- Problem to solve:
Copy nothing but the text: repeat each entry exactly and drop the images.

[Data extracted from a collection]
□ □ □ □ □

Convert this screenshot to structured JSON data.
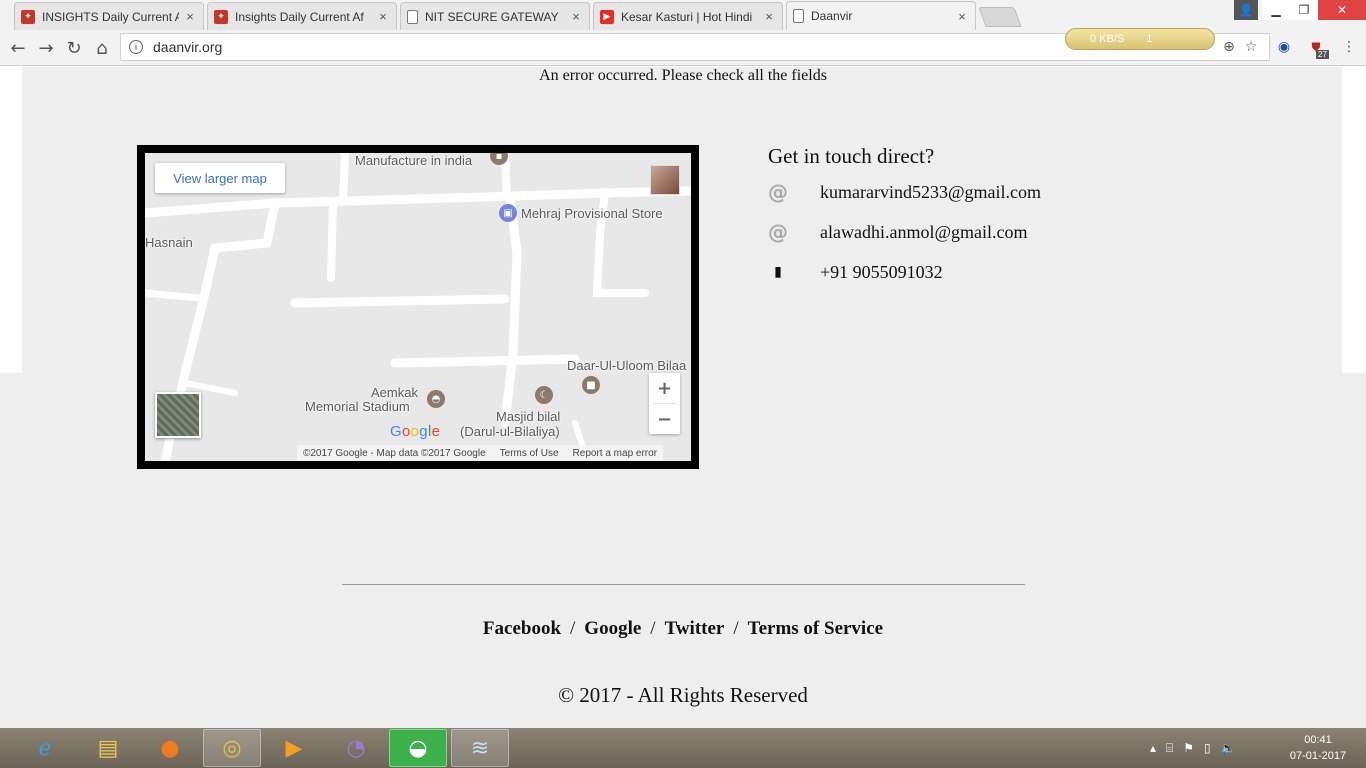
{
  "browser": {
    "tabs": [
      {
        "title": "INSIGHTS Daily Current A",
        "icon": "insights-favicon",
        "active": false
      },
      {
        "title": "Insights Daily Current Af",
        "icon": "insights-favicon",
        "active": false
      },
      {
        "title": "NIT SECURE GATEWAY",
        "icon": "document-icon",
        "active": false
      },
      {
        "title": "Kesar Kasturi | Hot Hindi",
        "icon": "youtube-icon",
        "active": false
      },
      {
        "title": "Daanvir",
        "icon": "document-icon",
        "active": true
      }
    ],
    "close_glyph": "×",
    "url": "daanvir.org",
    "net_speed": "0 KB/S",
    "net_count": "1",
    "extension_badge": "27"
  },
  "page": {
    "error_message": "An error occurred. Please check all the fields",
    "map": {
      "view_larger": "View larger map",
      "labels": {
        "manufacture": "Manufacture in india",
        "mehraj": "Mehraj Provisional Store",
        "hasnain": "Hasnain",
        "daar": "Daar-Ul-Uloom Bilaa",
        "aemkak_1": "Aemkak",
        "aemkak_2": "Memorial Stadium",
        "masjid_1": "Masjid bilal",
        "masjid_2": "(Darul-ul-Bilaliya)"
      },
      "zoom_in": "+",
      "zoom_out": "−",
      "logo": "Google",
      "footer": {
        "copyright": "©2017 Google - Map data ©2017 Google",
        "terms": "Terms of Use",
        "report": "Report a map error"
      }
    },
    "contact": {
      "title": "Get in touch direct?",
      "email1": "kumararvind5233@gmail.com",
      "email2": "alawadhi.anmol@gmail.com",
      "phone": "+91 9055091032",
      "at_glyph": "@",
      "phone_glyph": "▮"
    },
    "footer": {
      "links": [
        "Facebook",
        "Google",
        "Twitter",
        "Terms of Service"
      ],
      "separator": "/",
      "copyright": "© 2017 - All Rights Reserved"
    }
  },
  "taskbar": {
    "apps": [
      "internet-explorer-icon",
      "file-explorer-icon",
      "firefox-icon",
      "chrome-icon",
      "media-player-icon",
      "torrent-icon",
      "eagle-browser-icon",
      "network-app-icon"
    ],
    "time": "00:41",
    "date": "07-01-2017"
  }
}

□ □ □ □ □

- Solution:
Convert this screenshot to structured JSON data.
{
  "browser": {
    "tabs": [
      {
        "title": "INSIGHTS Daily Current A",
        "icon": "insights-favicon",
        "active": false
      },
      {
        "title": "Insights Daily Current Af",
        "icon": "insights-favicon",
        "active": false
      },
      {
        "title": "NIT SECURE GATEWAY",
        "icon": "document-icon",
        "active": false
      },
      {
        "title": "Kesar Kasturi | Hot Hindi",
        "icon": "youtube-icon",
        "active": false
      },
      {
        "title": "Daanvir",
        "icon": "document-icon",
        "active": true
      }
    ],
    "close_glyph": "×",
    "url": "daanvir.org",
    "net_speed": "0 KB/S",
    "net_count": "1",
    "extension_badge": "27"
  },
  "page": {
    "error_message": "An error occurred. Please check all the fields",
    "map": {
      "view_larger": "View larger map",
      "labels": {
        "manufacture": "Manufacture in india",
        "mehraj": "Mehraj Provisional Store",
        "hasnain": "Hasnain",
        "daar": "Daar-Ul-Uloom Bilaa",
        "aemkak_1": "Aemkak",
        "aemkak_2": "Memorial Stadium",
        "masjid_1": "Masjid bilal",
        "masjid_2": "(Darul-ul-Bilaliya)"
      },
      "zoom_in": "+",
      "zoom_out": "−",
      "logo": "Google",
      "footer": {
        "copyright": "©2017 Google - Map data ©2017 Google",
        "terms": "Terms of Use",
        "report": "Report a map error"
      }
    },
    "contact": {
      "title": "Get in touch direct?",
      "email1": "kumararvind5233@gmail.com",
      "email2": "alawadhi.anmol@gmail.com",
      "phone": "+91 9055091032",
      "at_glyph": "@",
      "phone_glyph": "▮"
    },
    "footer": {
      "links": [
        "Facebook",
        "Google",
        "Twitter",
        "Terms of Service"
      ],
      "separator": "/",
      "copyright": "© 2017 - All Rights Reserved"
    }
  },
  "taskbar": {
    "apps": [
      "internet-explorer-icon",
      "file-explorer-icon",
      "firefox-icon",
      "chrome-icon",
      "media-player-icon",
      "torrent-icon",
      "eagle-browser-icon",
      "network-app-icon"
    ],
    "time": "00:41",
    "date": "07-01-2017"
  }
}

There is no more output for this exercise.